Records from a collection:
** Start **

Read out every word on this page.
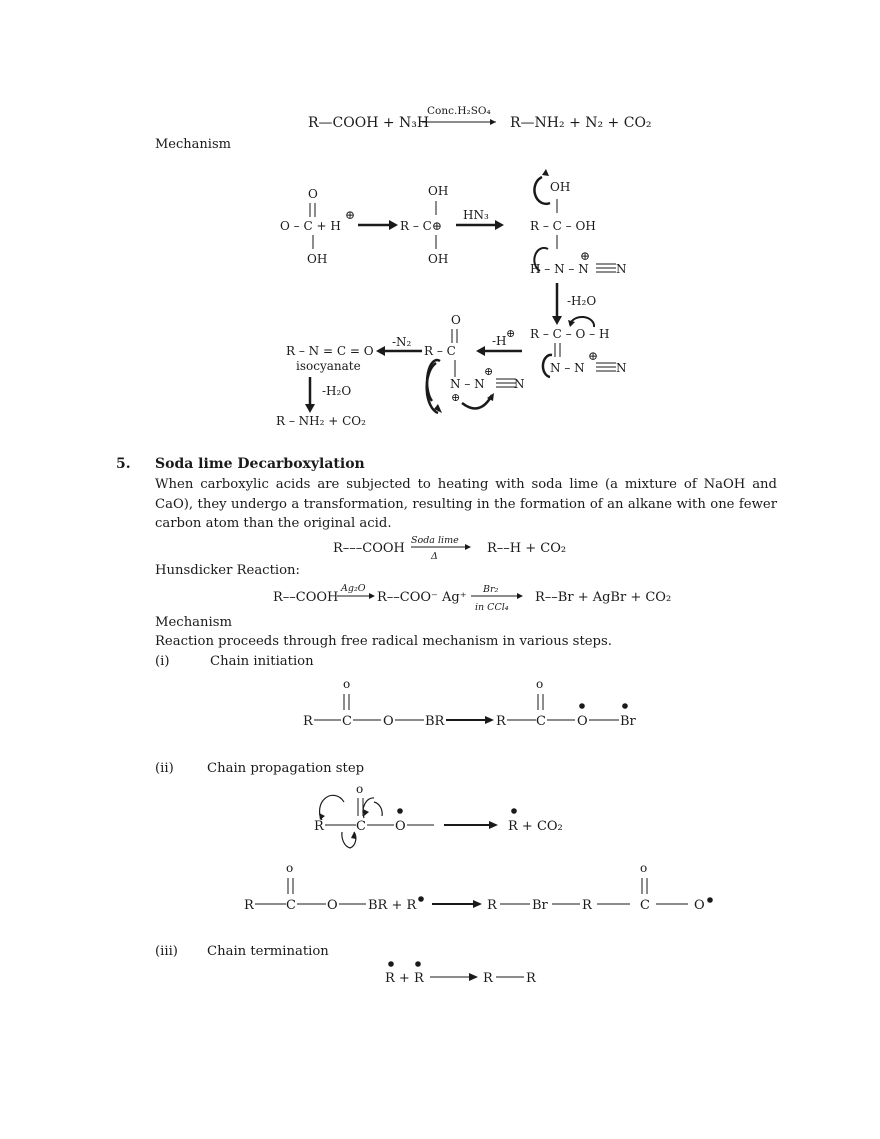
R—COOH + N₃H
Conc.H₂SO₄
R—NH₂ + N₂ + CO₂
Mechanism
O
O – C + H
OH
⊕
OH
R – C⊕
OH
HN₃
OH
R – C – OH
⊕
H – N – N N
-H₂O
R – C – O – H
⊕
N – N	N
-H
⊕
O
R – C
⊕
N – N N
⊕
-N₂
R – N = C = O
isocyanate
-H₂O
R – NH₂ + CO₂
5. Soda lime Decarboxylation
When carboxylic acids are subjected to heating with soda lime (a mixture of NaOH and CaO), they undergo a transformation, resulting in the formation of an alkane with one fewer carbon atom than the original acid.
R–––COOH
Soda lime
Δ
R––H + CO₂
Hunsdicker Reaction:
R––COOH
Ag₂O
R––COO⁻ Ag⁺
Br₂
in CCl₄
R––Br + AgBr + CO₂
Mechanism
Reaction proceeds through free radical mechanism in various steps.
(i)	Chain initiation
o
R C O BR	R
o
C O Br
(ii)	Chain propagation step
o
R C O	R + CO₂
o
R C O BR + R	R	Br	R
o
C	O
(iii) Chain termination
R + R	R	R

** End **

**Task description:**
Without the pictures, copy the material exactly as given.

**Written response:**
Read out every word on this page.
R—COOH + N₃H
Conc.H₂SO₄
R—NH₂ + N₂ + CO₂
Mechanism
O
O – C + H
OH
⊕
OH
R – C⊕
OH
HN₃
OH
R – C – OH
⊕
H – N – N N
-H₂O
R – C – O – H
⊕
N – N	N
-H
⊕
O
R – C
⊕
N – N N
⊕
-N₂
R – N = C = O
isocyanate
-H₂O
R – NH₂ + CO₂
5. Soda lime Decarboxylation
When carboxylic acids are subjected to heating with soda lime (a mixture of NaOH and CaO), they undergo a transformation, resulting in the formation of an alkane with one fewer carbon atom than the original acid.
R–––COOH
Soda lime
Δ
R––H + CO₂
Hunsdicker Reaction:
R––COOH
Ag₂O
R––COO⁻ Ag⁺
Br₂
in CCl₄
R––Br + AgBr + CO₂
Mechanism
Reaction proceeds through free radical mechanism in various steps.
(i)	Chain initiation
o
R C O BR	R
o
C O Br
(ii)	Chain propagation step
o
R C O	R + CO₂
o
R C O BR + R	R	Br	R
o
C	O
(iii) Chain termination
R + R	R	R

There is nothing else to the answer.